■ Source data

━━━━━━

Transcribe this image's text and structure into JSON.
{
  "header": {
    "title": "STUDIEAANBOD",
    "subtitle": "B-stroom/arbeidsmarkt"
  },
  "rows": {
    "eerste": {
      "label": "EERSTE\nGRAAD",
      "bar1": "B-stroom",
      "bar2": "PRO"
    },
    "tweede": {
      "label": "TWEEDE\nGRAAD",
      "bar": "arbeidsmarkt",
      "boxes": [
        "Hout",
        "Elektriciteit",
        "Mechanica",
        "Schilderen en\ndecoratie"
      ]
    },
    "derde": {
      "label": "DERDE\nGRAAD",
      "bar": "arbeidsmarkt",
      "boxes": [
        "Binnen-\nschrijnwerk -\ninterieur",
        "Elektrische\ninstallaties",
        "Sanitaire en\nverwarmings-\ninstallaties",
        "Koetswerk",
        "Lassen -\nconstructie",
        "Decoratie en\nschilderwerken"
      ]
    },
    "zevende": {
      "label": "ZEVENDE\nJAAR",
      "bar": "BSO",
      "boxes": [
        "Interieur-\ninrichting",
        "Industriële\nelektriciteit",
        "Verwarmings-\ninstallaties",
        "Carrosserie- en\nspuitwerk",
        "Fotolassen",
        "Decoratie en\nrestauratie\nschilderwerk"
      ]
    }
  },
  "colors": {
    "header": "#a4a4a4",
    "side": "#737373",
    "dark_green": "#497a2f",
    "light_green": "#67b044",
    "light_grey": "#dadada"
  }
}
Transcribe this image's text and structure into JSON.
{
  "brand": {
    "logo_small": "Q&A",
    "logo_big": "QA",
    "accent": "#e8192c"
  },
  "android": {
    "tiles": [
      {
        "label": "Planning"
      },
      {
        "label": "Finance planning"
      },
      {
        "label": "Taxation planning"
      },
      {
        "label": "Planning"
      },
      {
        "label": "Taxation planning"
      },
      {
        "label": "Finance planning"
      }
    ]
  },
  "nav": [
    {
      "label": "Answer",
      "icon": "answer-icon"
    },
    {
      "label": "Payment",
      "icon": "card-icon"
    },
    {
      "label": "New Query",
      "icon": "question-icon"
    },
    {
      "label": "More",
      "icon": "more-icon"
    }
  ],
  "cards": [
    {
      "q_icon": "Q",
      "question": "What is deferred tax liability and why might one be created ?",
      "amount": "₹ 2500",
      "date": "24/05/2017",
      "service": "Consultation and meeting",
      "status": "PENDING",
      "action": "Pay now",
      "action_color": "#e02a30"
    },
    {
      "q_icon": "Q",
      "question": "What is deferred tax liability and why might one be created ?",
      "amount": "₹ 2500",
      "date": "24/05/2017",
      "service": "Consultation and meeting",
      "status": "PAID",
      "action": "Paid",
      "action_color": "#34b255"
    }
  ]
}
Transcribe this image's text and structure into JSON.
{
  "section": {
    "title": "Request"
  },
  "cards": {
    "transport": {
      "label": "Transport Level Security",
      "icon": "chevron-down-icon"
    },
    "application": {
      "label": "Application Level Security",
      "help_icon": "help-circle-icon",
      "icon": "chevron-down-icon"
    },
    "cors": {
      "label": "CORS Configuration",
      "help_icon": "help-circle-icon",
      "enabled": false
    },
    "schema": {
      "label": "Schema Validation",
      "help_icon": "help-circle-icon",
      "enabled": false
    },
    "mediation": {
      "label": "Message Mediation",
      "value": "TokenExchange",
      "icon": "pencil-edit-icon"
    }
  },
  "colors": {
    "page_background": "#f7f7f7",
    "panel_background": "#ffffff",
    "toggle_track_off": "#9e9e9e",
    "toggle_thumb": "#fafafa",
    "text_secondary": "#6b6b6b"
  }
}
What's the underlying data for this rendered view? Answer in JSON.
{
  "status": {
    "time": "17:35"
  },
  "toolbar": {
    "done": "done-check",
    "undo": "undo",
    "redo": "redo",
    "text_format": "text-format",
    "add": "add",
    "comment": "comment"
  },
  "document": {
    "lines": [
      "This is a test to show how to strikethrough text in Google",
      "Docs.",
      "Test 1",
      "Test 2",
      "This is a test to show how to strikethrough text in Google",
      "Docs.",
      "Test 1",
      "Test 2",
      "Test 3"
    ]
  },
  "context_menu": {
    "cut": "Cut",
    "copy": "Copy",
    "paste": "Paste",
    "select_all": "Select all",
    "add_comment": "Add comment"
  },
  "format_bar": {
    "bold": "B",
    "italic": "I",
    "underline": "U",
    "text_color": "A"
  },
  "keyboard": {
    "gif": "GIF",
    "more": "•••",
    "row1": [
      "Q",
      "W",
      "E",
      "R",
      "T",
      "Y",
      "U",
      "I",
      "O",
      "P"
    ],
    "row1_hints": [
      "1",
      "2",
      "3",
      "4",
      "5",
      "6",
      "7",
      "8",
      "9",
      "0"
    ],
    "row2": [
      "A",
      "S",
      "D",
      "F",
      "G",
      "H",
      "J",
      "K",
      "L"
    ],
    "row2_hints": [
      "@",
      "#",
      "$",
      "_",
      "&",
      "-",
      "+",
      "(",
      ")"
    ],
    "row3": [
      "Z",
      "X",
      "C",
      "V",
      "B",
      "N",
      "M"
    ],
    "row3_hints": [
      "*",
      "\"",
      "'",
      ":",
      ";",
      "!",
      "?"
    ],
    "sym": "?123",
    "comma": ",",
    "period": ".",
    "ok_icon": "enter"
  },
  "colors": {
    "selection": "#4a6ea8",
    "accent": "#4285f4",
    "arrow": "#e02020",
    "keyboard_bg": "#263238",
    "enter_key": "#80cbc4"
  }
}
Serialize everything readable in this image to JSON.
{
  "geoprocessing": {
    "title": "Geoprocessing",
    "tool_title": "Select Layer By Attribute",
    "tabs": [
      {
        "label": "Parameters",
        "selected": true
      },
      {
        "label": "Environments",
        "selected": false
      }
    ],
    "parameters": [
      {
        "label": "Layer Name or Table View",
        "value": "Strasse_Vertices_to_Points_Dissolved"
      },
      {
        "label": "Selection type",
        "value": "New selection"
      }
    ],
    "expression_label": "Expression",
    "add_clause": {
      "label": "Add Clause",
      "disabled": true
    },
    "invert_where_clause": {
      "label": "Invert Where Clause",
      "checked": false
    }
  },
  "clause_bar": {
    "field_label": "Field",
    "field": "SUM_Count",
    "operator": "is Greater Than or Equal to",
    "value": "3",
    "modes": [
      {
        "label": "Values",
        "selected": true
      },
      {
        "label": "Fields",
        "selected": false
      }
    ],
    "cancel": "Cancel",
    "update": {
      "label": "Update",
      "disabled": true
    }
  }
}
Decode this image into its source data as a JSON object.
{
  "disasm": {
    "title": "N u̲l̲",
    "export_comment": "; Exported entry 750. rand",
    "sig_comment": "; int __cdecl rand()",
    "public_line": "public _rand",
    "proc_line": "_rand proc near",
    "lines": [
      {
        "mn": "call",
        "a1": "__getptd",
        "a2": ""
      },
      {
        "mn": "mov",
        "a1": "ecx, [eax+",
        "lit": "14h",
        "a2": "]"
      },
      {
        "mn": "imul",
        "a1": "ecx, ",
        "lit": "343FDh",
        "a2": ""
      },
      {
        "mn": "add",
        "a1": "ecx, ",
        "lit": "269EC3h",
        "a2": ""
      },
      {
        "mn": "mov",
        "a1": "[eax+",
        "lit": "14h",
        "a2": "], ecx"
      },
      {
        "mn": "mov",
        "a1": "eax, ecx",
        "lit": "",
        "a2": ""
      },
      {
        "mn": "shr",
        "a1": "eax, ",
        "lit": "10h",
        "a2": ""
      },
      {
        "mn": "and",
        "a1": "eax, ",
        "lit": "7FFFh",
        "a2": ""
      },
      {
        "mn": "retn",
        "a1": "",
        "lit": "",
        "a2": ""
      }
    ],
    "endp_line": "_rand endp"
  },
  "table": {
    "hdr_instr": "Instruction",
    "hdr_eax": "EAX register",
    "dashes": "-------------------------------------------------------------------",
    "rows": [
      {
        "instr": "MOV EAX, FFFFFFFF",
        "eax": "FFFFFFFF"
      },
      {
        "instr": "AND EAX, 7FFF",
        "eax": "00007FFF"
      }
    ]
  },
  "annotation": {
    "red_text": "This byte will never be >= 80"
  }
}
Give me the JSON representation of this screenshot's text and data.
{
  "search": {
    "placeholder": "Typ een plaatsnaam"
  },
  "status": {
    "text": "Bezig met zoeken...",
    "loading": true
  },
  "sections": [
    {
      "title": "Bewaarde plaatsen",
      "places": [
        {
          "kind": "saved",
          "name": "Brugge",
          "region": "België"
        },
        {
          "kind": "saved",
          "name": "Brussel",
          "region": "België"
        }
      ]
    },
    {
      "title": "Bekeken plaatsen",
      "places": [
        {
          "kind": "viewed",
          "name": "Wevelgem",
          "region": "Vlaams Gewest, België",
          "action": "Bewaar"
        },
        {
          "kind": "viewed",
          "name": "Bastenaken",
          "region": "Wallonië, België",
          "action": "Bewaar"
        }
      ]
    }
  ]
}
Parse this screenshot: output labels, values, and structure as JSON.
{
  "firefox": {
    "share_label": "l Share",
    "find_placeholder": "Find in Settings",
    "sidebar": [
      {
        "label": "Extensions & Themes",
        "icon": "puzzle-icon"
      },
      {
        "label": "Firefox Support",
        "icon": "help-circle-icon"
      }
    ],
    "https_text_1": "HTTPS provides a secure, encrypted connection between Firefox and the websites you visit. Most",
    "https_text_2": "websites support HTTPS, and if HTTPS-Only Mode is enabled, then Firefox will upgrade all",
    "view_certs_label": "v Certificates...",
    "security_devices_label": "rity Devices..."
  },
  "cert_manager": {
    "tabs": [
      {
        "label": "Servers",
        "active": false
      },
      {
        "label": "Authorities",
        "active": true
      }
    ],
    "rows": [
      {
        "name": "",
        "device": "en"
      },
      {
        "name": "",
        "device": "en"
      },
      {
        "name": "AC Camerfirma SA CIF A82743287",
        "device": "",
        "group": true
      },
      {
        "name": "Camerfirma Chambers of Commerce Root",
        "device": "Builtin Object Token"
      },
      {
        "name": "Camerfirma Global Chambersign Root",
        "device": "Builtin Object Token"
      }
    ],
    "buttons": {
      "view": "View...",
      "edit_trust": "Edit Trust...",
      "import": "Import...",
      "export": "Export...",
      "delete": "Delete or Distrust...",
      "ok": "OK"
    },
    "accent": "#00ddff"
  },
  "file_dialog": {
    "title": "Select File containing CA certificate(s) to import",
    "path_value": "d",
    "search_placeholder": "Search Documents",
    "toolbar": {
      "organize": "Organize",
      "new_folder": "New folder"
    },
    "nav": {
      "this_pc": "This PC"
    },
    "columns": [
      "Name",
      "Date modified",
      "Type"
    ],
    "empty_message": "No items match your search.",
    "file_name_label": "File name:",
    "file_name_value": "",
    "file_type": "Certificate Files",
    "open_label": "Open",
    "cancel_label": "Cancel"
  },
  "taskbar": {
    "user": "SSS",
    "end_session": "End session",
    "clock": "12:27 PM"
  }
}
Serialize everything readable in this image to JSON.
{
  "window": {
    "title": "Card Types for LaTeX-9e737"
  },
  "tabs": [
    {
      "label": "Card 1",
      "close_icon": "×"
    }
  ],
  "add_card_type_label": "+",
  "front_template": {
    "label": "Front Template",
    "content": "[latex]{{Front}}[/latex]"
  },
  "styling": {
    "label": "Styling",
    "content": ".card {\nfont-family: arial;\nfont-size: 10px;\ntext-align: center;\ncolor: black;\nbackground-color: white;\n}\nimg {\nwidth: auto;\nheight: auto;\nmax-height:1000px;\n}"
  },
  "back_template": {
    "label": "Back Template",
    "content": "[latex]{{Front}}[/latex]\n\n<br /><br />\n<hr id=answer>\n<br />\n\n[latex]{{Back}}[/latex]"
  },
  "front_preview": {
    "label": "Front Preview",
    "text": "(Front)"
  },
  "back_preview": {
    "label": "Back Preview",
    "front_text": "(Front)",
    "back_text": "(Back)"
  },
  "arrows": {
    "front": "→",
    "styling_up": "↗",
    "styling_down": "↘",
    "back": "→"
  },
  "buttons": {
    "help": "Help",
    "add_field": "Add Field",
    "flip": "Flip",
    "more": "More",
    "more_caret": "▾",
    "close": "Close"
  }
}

━━━━━━

■ Stated exercise
Find every line above that contains the word "will", and return each one.

■ The reply
    "red_text": "This byte will never be >= 80"
    "https_text_2": "websites support HTTPS, and if HTTPS-Only Mode is enabled, then Firefox will upgrade all",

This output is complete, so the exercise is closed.